───── Record excerpts
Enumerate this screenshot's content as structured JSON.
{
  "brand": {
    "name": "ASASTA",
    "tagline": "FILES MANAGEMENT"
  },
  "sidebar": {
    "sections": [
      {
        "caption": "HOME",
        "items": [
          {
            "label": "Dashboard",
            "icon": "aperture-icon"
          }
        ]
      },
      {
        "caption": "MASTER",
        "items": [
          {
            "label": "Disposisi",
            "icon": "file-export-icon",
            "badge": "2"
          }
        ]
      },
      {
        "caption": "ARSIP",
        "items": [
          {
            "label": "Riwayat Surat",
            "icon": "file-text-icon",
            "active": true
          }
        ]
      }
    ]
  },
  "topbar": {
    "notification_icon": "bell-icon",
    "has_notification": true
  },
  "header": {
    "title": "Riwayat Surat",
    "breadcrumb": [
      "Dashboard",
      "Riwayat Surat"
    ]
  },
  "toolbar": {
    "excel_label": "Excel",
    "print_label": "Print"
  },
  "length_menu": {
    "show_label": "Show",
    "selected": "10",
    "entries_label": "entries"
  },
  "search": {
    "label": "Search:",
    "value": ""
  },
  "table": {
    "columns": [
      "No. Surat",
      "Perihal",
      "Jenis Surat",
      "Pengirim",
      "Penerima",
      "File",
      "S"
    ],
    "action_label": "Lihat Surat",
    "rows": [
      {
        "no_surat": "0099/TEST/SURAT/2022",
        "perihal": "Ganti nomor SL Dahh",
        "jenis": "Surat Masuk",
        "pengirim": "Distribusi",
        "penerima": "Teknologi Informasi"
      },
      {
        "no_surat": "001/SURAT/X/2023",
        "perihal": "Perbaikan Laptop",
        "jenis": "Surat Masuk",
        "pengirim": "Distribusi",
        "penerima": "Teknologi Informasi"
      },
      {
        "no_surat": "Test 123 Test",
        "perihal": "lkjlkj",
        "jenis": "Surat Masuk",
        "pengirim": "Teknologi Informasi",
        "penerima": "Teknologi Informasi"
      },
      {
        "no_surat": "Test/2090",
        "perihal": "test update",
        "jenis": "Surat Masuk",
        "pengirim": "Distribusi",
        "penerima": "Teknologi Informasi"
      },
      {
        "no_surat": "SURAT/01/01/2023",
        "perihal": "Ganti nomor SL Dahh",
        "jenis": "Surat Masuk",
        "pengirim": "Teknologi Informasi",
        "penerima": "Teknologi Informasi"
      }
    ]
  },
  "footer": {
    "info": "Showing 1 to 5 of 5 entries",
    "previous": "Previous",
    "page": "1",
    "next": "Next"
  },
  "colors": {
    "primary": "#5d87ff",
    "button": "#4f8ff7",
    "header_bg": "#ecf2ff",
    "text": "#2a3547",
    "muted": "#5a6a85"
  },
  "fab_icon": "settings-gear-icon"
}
──────────
> **What the exercise asks**
Repeat the listing in full, keeping every line exactly as it is.

> **Solution**
Enumerate this screenshot's content as structured JSON.
{
  "brand": {
    "name": "ASASTA",
    "tagline": "FILES MANAGEMENT"
  },
  "sidebar": {
    "sections": [
      {
        "caption": "HOME",
        "items": [
          {
            "label": "Dashboard",
            "icon": "aperture-icon"
          }
        ]
      },
      {
        "caption": "MASTER",
        "items": [
          {
            "label": "Disposisi",
            "icon": "file-export-icon",
            "badge": "2"
          }
        ]
      },
      {
        "caption": "ARSIP",
        "items": [
          {
            "label": "Riwayat Surat",
            "icon": "file-text-icon",
            "active": true
          }
        ]
      }
    ]
  },
  "topbar": {
    "notification_icon": "bell-icon",
    "has_notification": true
  },
  "header": {
    "title": "Riwayat Surat",
    "breadcrumb": [
      "Dashboard",
      "Riwayat Surat"
    ]
  },
  "toolbar": {
    "excel_label": "Excel",
    "print_label": "Print"
  },
  "length_menu": {
    "show_label": "Show",
    "selected": "10",
    "entries_label": "entries"
  },
  "search": {
    "label": "Search:",
    "value": ""
  },
  "table": {
    "columns": [
      "No. Surat",
      "Perihal",
      "Jenis Surat",
      "Pengirim",
      "Penerima",
      "File",
      "S"
    ],
    "action_label": "Lihat Surat",
    "rows": [
      {
        "no_surat": "0099/TEST/SURAT/2022",
        "perihal": "Ganti nomor SL Dahh",
        "jenis": "Surat Masuk",
        "pengirim": "Distribusi",
        "penerima": "Teknologi Informasi"
      },
      {
        "no_surat": "001/SURAT/X/2023",
        "perihal": "Perbaikan Laptop",
        "jenis": "Surat Masuk",
        "pengirim": "Distribusi",
        "penerima": "Teknologi Informasi"
      },
      {
        "no_surat": "Test 123 Test",
        "perihal": "lkjlkj",
        "jenis": "Surat Masuk",
        "pengirim": "Teknologi Informasi",
        "penerima": "Teknologi Informasi"
      },
      {
        "no_surat": "Test/2090",
        "perihal": "test update",
        "jenis": "Surat Masuk",
        "pengirim": "Distribusi",
        "penerima": "Teknologi Informasi"
      },
      {
        "no_surat": "SURAT/01/01/2023",
        "perihal": "Ganti nomor SL Dahh",
        "jenis": "Surat Masuk",
        "pengirim": "Teknologi Informasi",
        "penerima": "Teknologi Informasi"
      }
    ]
  },
  "footer": {
    "info": "Showing 1 to 5 of 5 entries",
    "previous": "Previous",
    "page": "1",
    "next": "Next"
  },
  "colors": {
    "primary": "#5d87ff",
    "button": "#4f8ff7",
    "header_bg": "#ecf2ff",
    "text": "#2a3547",
    "muted": "#5a6a85"
  },
  "fab_icon": "settings-gear-icon"
}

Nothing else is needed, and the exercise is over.